EXERCISE DIRECTIONS:
Make an exact copy of the records, dropping all pictures.

Stored items
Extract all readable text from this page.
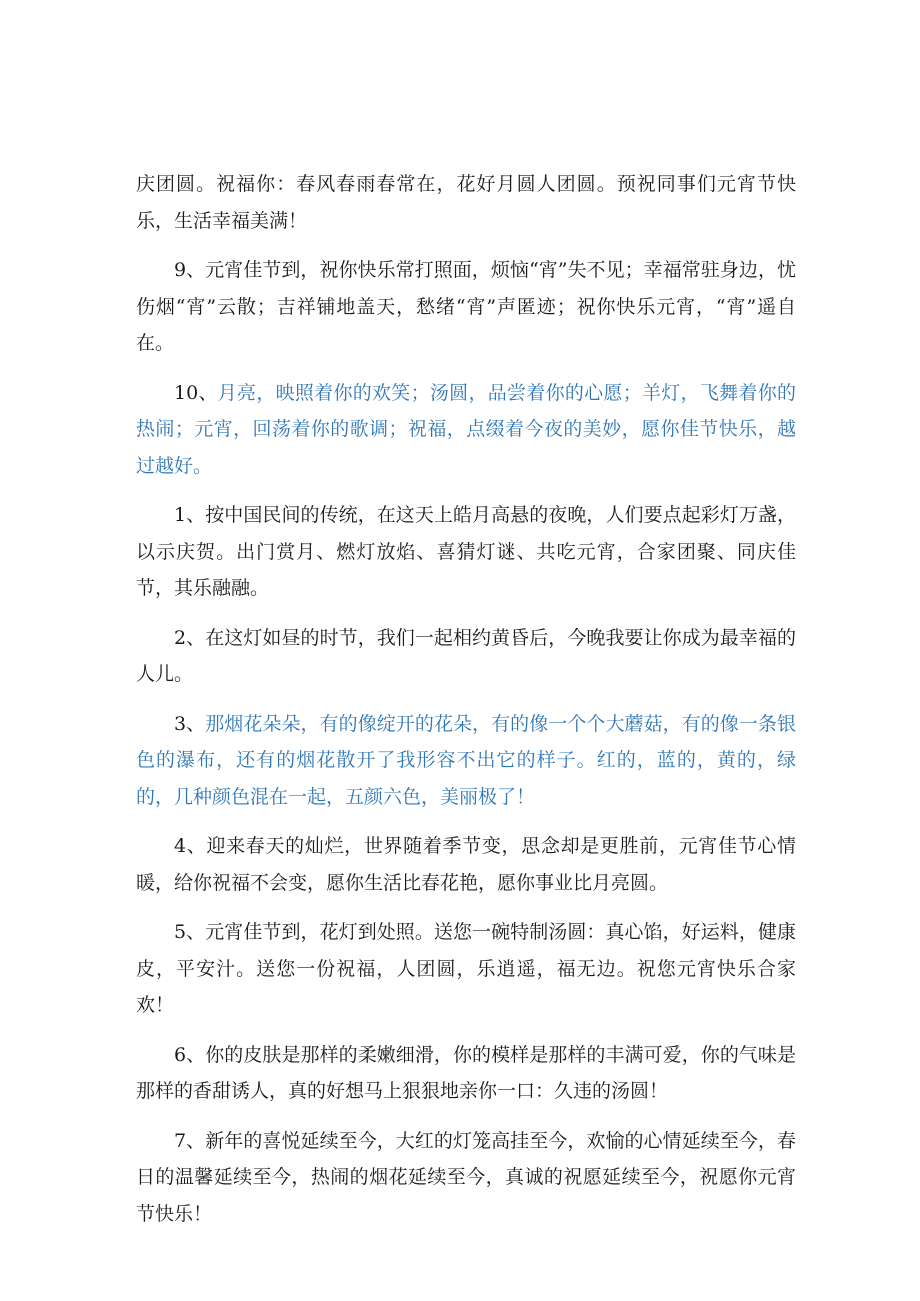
庆团圆。祝福你：春风春雨春常在，花好月圆人团圆。预祝同事们元宵节快乐，生活幸福美满！

9、元宵佳节到，祝你快乐常打照面，烦恼“宵”失不见；幸福常驻身边，忧伤烟“宵”云散；吉祥铺地盖天，愁绪“宵”声匿迹；祝你快乐元宵，“宵”遥自在。

10、月亮，映照着你的欢笑；汤圆，品尝着你的心愿；羊灯，飞舞着你的热闹；元宵，回荡着你的歌调；祝福，点缀着今夜的美妙，愿你佳节快乐，越过越好。

1、按中国民间的传统，在这天上皓月高悬的夜晚，人们要点起彩灯万盏，以示庆贺。出门赏月、燃灯放焰、喜猜灯谜、共吃元宵，合家团聚、同庆佳节，其乐融融。

2、在这灯如昼的时节，我们一起相约黄昏后，今晚我要让你成为最幸福的人儿。

3、那烟花朵朵，有的像绽开的花朵，有的像一个个大蘑菇，有的像一条银色的瀑布，还有的烟花散开了我形容不出它的样子。红的，蓝的，黄的，绿的，几种颜色混在一起，五颜六色，美丽极了！

4、迎来春天的灿烂，世界随着季节变，思念却是更胜前，元宵佳节心情暖，给你祝福不会变，愿你生活比春花艳，愿你事业比月亮圆。

5、元宵佳节到，花灯到处照。送您一碗特制汤圆：真心馅，好运料，健康皮，平安汁。送您一份祝福，人团圆，乐逍遥，福无边。祝您元宵快乐合家欢！

6、你的皮肤是那样的柔嫩细滑，你的模样是那样的丰满可爱，你的气味是那样的香甜诱人，真的好想马上狠狠地亲你一口：久违的汤圆！

7、新年的喜悦延续至今，大红的灯笼高挂至今，欢愉的心情延续至今，春日的温馨延续至今，热闹的烟花延续至今，真诚的祝愿延续至今，祝愿你元宵节快乐！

EXERCISE OUTPUT:
Extract all readable text from this page.
庆团圆。祝福你：春风春雨春常在，花好月圆人团圆。预祝同事们元宵节快乐，生活幸福美满！

9、元宵佳节到，祝你快乐常打照面，烦恼“宵”失不见；幸福常驻身边，忧伤烟“宵”云散；吉祥铺地盖天，愁绪“宵”声匿迹；祝你快乐元宵，“宵”遥自在。

10、月亮，映照着你的欢笑；汤圆，品尝着你的心愿；羊灯，飞舞着你的热闹；元宵，回荡着你的歌调；祝福，点缀着今夜的美妙，愿你佳节快乐，越过越好。

1、按中国民间的传统，在这天上皓月高悬的夜晚，人们要点起彩灯万盏，以示庆贺。出门赏月、燃灯放焰、喜猜灯谜、共吃元宵，合家团聚、同庆佳节，其乐融融。

2、在这灯如昼的时节，我们一起相约黄昏后，今晚我要让你成为最幸福的人儿。

3、那烟花朵朵，有的像绽开的花朵，有的像一个个大蘑菇，有的像一条银色的瀑布，还有的烟花散开了我形容不出它的样子。红的，蓝的，黄的，绿的，几种颜色混在一起，五颜六色，美丽极了！

4、迎来春天的灿烂，世界随着季节变，思念却是更胜前，元宵佳节心情暖，给你祝福不会变，愿你生活比春花艳，愿你事业比月亮圆。

5、元宵佳节到，花灯到处照。送您一碗特制汤圆：真心馅，好运料，健康皮，平安汁。送您一份祝福，人团圆，乐逍遥，福无边。祝您元宵快乐合家欢！

6、你的皮肤是那样的柔嫩细滑，你的模样是那样的丰满可爱，你的气味是那样的香甜诱人，真的好想马上狠狠地亲你一口：久违的汤圆！

7、新年的喜悦延续至今，大红的灯笼高挂至今，欢愉的心情延续至今，春日的温馨延续至今，热闹的烟花延续至今，真诚的祝愿延续至今，祝愿你元宵节快乐！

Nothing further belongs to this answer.